Without the images, print all the entries below exactly as given.

— start MATERIAL PROVIDED —

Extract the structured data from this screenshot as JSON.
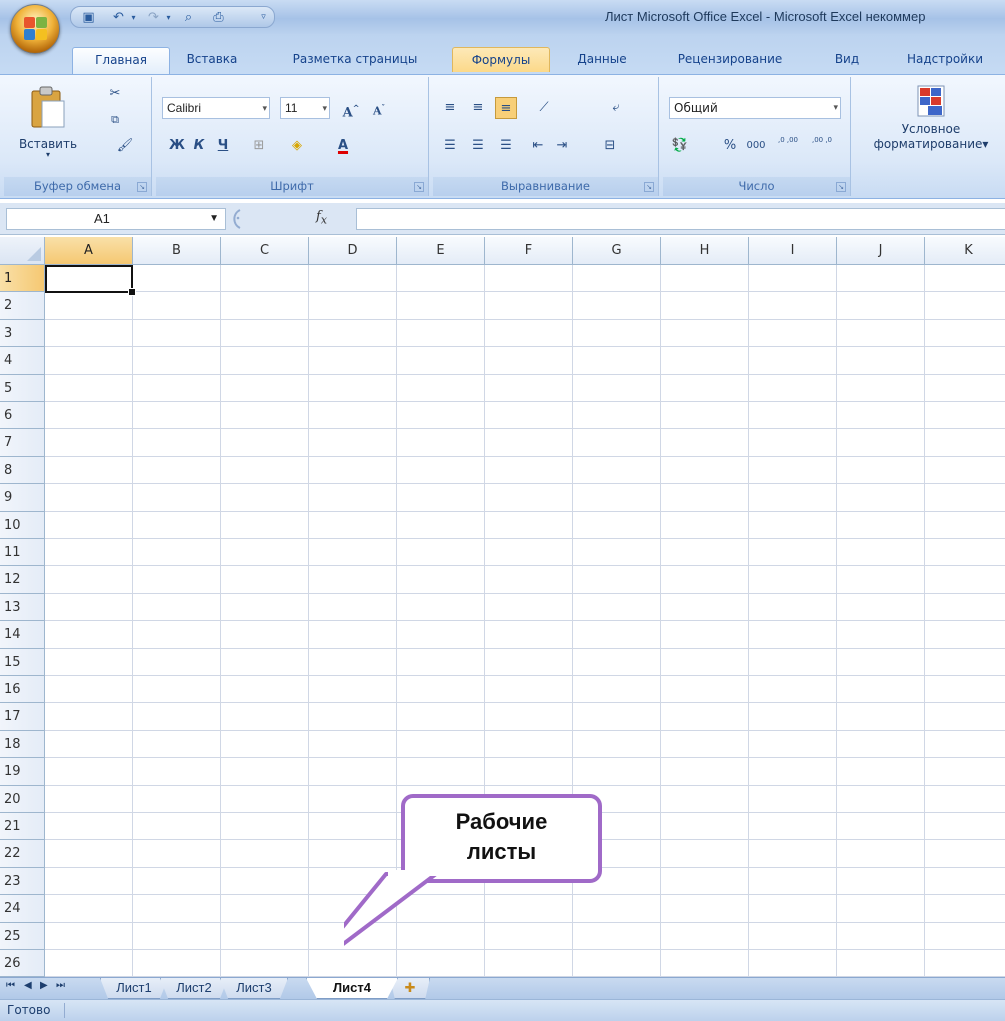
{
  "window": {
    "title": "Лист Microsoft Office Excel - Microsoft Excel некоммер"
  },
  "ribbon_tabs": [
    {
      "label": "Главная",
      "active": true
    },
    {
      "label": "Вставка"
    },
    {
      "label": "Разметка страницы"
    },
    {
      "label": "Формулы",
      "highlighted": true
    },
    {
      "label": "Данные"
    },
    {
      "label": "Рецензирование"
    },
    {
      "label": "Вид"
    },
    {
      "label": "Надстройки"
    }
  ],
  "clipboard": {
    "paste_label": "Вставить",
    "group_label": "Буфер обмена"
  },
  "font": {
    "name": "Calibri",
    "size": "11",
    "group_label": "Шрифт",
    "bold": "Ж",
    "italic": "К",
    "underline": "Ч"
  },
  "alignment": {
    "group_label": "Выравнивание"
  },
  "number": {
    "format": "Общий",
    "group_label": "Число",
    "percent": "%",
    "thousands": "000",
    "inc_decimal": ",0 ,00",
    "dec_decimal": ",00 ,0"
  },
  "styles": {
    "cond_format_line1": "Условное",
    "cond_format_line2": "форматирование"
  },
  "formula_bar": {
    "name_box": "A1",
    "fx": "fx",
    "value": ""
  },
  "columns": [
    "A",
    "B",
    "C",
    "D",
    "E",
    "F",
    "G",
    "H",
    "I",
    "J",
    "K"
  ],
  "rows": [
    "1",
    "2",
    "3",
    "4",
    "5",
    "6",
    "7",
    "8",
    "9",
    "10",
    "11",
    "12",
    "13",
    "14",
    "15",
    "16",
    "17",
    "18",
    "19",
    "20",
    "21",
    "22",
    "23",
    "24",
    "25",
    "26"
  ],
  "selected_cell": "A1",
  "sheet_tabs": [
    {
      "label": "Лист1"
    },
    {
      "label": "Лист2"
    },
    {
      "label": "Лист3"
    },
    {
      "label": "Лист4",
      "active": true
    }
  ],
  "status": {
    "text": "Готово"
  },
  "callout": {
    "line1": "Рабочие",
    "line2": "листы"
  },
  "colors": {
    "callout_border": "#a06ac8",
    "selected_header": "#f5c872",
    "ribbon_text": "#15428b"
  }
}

— end MATERIAL PROVIDED —

### [ANSWER TO THIS PROBLEM]
Extract the structured data from this screenshot as JSON.
{
  "window": {
    "title": "Лист Microsoft Office Excel - Microsoft Excel некоммер"
  },
  "ribbon_tabs": [
    {
      "label": "Главная",
      "active": true
    },
    {
      "label": "Вставка"
    },
    {
      "label": "Разметка страницы"
    },
    {
      "label": "Формулы",
      "highlighted": true
    },
    {
      "label": "Данные"
    },
    {
      "label": "Рецензирование"
    },
    {
      "label": "Вид"
    },
    {
      "label": "Надстройки"
    }
  ],
  "clipboard": {
    "paste_label": "Вставить",
    "group_label": "Буфер обмена"
  },
  "font": {
    "name": "Calibri",
    "size": "11",
    "group_label": "Шрифт",
    "bold": "Ж",
    "italic": "К",
    "underline": "Ч"
  },
  "alignment": {
    "group_label": "Выравнивание"
  },
  "number": {
    "format": "Общий",
    "group_label": "Число",
    "percent": "%",
    "thousands": "000",
    "inc_decimal": ",0 ,00",
    "dec_decimal": ",00 ,0"
  },
  "styles": {
    "cond_format_line1": "Условное",
    "cond_format_line2": "форматирование"
  },
  "formula_bar": {
    "name_box": "A1",
    "fx": "fx",
    "value": ""
  },
  "columns": [
    "A",
    "B",
    "C",
    "D",
    "E",
    "F",
    "G",
    "H",
    "I",
    "J",
    "K"
  ],
  "rows": [
    "1",
    "2",
    "3",
    "4",
    "5",
    "6",
    "7",
    "8",
    "9",
    "10",
    "11",
    "12",
    "13",
    "14",
    "15",
    "16",
    "17",
    "18",
    "19",
    "20",
    "21",
    "22",
    "23",
    "24",
    "25",
    "26"
  ],
  "selected_cell": "A1",
  "sheet_tabs": [
    {
      "label": "Лист1"
    },
    {
      "label": "Лист2"
    },
    {
      "label": "Лист3"
    },
    {
      "label": "Лист4",
      "active": true
    }
  ],
  "status": {
    "text": "Готово"
  },
  "callout": {
    "line1": "Рабочие",
    "line2": "листы"
  },
  "colors": {
    "callout_border": "#a06ac8",
    "selected_header": "#f5c872",
    "ribbon_text": "#15428b"
  }
}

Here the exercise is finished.